Stored data entries:

========================================

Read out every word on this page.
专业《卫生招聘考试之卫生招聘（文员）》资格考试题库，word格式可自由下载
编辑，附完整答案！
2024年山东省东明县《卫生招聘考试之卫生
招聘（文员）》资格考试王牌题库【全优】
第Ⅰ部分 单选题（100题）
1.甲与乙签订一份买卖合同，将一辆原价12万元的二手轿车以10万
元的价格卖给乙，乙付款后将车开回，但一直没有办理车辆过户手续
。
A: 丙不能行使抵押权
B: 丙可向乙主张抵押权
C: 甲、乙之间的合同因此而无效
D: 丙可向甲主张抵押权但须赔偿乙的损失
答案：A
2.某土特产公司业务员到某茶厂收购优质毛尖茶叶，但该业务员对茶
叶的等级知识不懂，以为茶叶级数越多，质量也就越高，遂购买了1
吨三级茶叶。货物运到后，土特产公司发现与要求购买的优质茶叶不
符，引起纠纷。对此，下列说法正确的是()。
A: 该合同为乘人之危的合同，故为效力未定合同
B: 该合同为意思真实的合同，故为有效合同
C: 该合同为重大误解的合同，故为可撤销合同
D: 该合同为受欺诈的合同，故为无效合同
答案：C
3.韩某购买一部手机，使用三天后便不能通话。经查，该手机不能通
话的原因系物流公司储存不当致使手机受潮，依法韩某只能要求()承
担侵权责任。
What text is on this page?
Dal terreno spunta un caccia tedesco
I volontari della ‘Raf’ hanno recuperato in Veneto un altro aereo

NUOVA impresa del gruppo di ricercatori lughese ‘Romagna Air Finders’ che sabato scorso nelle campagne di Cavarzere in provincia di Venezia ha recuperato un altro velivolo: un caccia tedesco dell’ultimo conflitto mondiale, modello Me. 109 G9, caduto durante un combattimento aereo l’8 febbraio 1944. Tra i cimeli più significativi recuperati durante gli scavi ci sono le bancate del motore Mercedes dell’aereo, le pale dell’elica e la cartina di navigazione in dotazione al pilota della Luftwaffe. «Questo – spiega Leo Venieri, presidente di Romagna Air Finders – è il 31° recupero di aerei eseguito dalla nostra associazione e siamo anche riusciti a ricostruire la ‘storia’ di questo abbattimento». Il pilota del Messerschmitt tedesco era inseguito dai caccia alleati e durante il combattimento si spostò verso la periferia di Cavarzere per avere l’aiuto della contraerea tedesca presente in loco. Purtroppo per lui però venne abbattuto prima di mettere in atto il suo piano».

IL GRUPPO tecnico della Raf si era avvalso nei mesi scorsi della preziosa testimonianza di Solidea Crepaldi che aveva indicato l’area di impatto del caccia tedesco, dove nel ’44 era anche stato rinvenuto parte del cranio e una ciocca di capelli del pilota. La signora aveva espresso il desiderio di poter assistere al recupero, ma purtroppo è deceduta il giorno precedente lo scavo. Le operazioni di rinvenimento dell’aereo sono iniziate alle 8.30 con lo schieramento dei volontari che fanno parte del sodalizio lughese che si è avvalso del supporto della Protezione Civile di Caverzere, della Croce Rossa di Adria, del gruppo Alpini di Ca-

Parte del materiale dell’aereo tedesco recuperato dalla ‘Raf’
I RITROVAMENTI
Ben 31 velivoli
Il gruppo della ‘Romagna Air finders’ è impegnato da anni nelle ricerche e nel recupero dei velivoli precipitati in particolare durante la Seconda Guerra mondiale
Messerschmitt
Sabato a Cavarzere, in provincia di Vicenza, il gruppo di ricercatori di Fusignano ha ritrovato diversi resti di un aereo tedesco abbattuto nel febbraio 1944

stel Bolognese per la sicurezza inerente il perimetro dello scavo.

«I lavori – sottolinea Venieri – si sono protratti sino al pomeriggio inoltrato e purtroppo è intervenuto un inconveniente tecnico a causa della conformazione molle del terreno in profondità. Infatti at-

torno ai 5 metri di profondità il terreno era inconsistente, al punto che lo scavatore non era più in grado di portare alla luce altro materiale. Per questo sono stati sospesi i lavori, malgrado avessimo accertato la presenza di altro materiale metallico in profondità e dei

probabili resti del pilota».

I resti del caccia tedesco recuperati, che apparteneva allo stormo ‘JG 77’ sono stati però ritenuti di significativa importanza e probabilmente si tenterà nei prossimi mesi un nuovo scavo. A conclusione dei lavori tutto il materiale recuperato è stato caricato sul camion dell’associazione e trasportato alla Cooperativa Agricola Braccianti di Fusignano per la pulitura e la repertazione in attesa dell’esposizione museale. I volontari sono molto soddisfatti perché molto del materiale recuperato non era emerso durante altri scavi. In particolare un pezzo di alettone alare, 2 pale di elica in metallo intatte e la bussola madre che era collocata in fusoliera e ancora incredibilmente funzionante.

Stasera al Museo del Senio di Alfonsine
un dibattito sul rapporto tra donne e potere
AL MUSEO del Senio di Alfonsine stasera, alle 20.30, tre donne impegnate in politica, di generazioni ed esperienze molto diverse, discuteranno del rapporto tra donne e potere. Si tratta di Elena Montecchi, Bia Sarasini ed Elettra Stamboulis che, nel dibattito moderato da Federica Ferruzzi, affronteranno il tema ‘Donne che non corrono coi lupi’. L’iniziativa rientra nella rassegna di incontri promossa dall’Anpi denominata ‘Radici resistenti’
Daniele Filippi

========================================

SHORT TASK: Emit the records above again, exactly, with no line skipped.

ANSWER TO THIS EXERCISE:
Read out every word on this page.
专业《卫生招聘考试之卫生招聘（文员）》资格考试题库，word格式可自由下载
编辑，附完整答案！
2024年山东省东明县《卫生招聘考试之卫生
招聘（文员）》资格考试王牌题库【全优】
第Ⅰ部分 单选题（100题）
1.甲与乙签订一份买卖合同，将一辆原价12万元的二手轿车以10万
元的价格卖给乙，乙付款后将车开回，但一直没有办理车辆过户手续
。
A: 丙不能行使抵押权
B: 丙可向乙主张抵押权
C: 甲、乙之间的合同因此而无效
D: 丙可向甲主张抵押权但须赔偿乙的损失
答案：A
2.某土特产公司业务员到某茶厂收购优质毛尖茶叶，但该业务员对茶
叶的等级知识不懂，以为茶叶级数越多，质量也就越高，遂购买了1
吨三级茶叶。货物运到后，土特产公司发现与要求购买的优质茶叶不
符，引起纠纷。对此，下列说法正确的是()。
A: 该合同为乘人之危的合同，故为效力未定合同
B: 该合同为意思真实的合同，故为有效合同
C: 该合同为重大误解的合同，故为可撤销合同
D: 该合同为受欺诈的合同，故为无效合同
答案：C
3.韩某购买一部手机，使用三天后便不能通话。经查，该手机不能通
话的原因系物流公司储存不当致使手机受潮，依法韩某只能要求()承
担侵权责任。
What text is on this page?
Dal terreno spunta un caccia tedesco
I volontari della ‘Raf’ hanno recuperato in Veneto un altro aereo

NUOVA impresa del gruppo di ricercatori lughese ‘Romagna Air Finders’ che sabato scorso nelle campagne di Cavarzere in provincia di Venezia ha recuperato un altro velivolo: un caccia tedesco dell’ultimo conflitto mondiale, modello Me. 109 G9, caduto durante un combattimento aereo l’8 febbraio 1944. Tra i cimeli più significativi recuperati durante gli scavi ci sono le bancate del motore Mercedes dell’aereo, le pale dell’elica e la cartina di navigazione in dotazione al pilota della Luftwaffe. «Questo – spiega Leo Venieri, presidente di Romagna Air Finders – è il 31° recupero di aerei eseguito dalla nostra associazione e siamo anche riusciti a ricostruire la ‘storia’ di questo abbattimento». Il pilota del Messerschmitt tedesco era inseguito dai caccia alleati e durante il combattimento si spostò verso la periferia di Cavarzere per avere l’aiuto della contraerea tedesca presente in loco. Purtroppo per lui però venne abbattuto prima di mettere in atto il suo piano».

IL GRUPPO tecnico della Raf si era avvalso nei mesi scorsi della preziosa testimonianza di Solidea Crepaldi che aveva indicato l’area di impatto del caccia tedesco, dove nel ’44 era anche stato rinvenuto parte del cranio e una ciocca di capelli del pilota. La signora aveva espresso il desiderio di poter assistere al recupero, ma purtroppo è deceduta il giorno precedente lo scavo. Le operazioni di rinvenimento dell’aereo sono iniziate alle 8.30 con lo schieramento dei volontari che fanno parte del sodalizio lughese che si è avvalso del supporto della Protezione Civile di Caverzere, della Croce Rossa di Adria, del gruppo Alpini di Ca-

Parte del materiale dell’aereo tedesco recuperato dalla ‘Raf’
I RITROVAMENTI
Ben 31 velivoli
Il gruppo della ‘Romagna Air finders’ è impegnato da anni nelle ricerche e nel recupero dei velivoli precipitati in particolare durante la Seconda Guerra mondiale
Messerschmitt
Sabato a Cavarzere, in provincia di Vicenza, il gruppo di ricercatori di Fusignano ha ritrovato diversi resti di un aereo tedesco abbattuto nel febbraio 1944

stel Bolognese per la sicurezza inerente il perimetro dello scavo.

«I lavori – sottolinea Venieri – si sono protratti sino al pomeriggio inoltrato e purtroppo è intervenuto un inconveniente tecnico a causa della conformazione molle del terreno in profondità. Infatti at-

torno ai 5 metri di profondità il terreno era inconsistente, al punto che lo scavatore non era più in grado di portare alla luce altro materiale. Per questo sono stati sospesi i lavori, malgrado avessimo accertato la presenza di altro materiale metallico in profondità e dei

probabili resti del pilota».

I resti del caccia tedesco recuperati, che apparteneva allo stormo ‘JG 77’ sono stati però ritenuti di significativa importanza e probabilmente si tenterà nei prossimi mesi un nuovo scavo. A conclusione dei lavori tutto il materiale recuperato è stato caricato sul camion dell’associazione e trasportato alla Cooperativa Agricola Braccianti di Fusignano per la pulitura e la repertazione in attesa dell’esposizione museale. I volontari sono molto soddisfatti perché molto del materiale recuperato non era emerso durante altri scavi. In particolare un pezzo di alettone alare, 2 pale di elica in metallo intatte e la bussola madre che era collocata in fusoliera e ancora incredibilmente funzionante.

Stasera al Museo del Senio di Alfonsine
un dibattito sul rapporto tra donne e potere
AL MUSEO del Senio di Alfonsine stasera, alle 20.30, tre donne impegnate in politica, di generazioni ed esperienze molto diverse, discuteranno del rapporto tra donne e potere. Si tratta di Elena Montecchi, Bia Sarasini ed Elettra Stamboulis che, nel dibattito moderato da Federica Ferruzzi, affronteranno il tema ‘Donne che non corrono coi lupi’. L’iniziativa rientra nella rassegna di incontri promossa dall’Anpi denominata ‘Radici resistenti’
Daniele Filippi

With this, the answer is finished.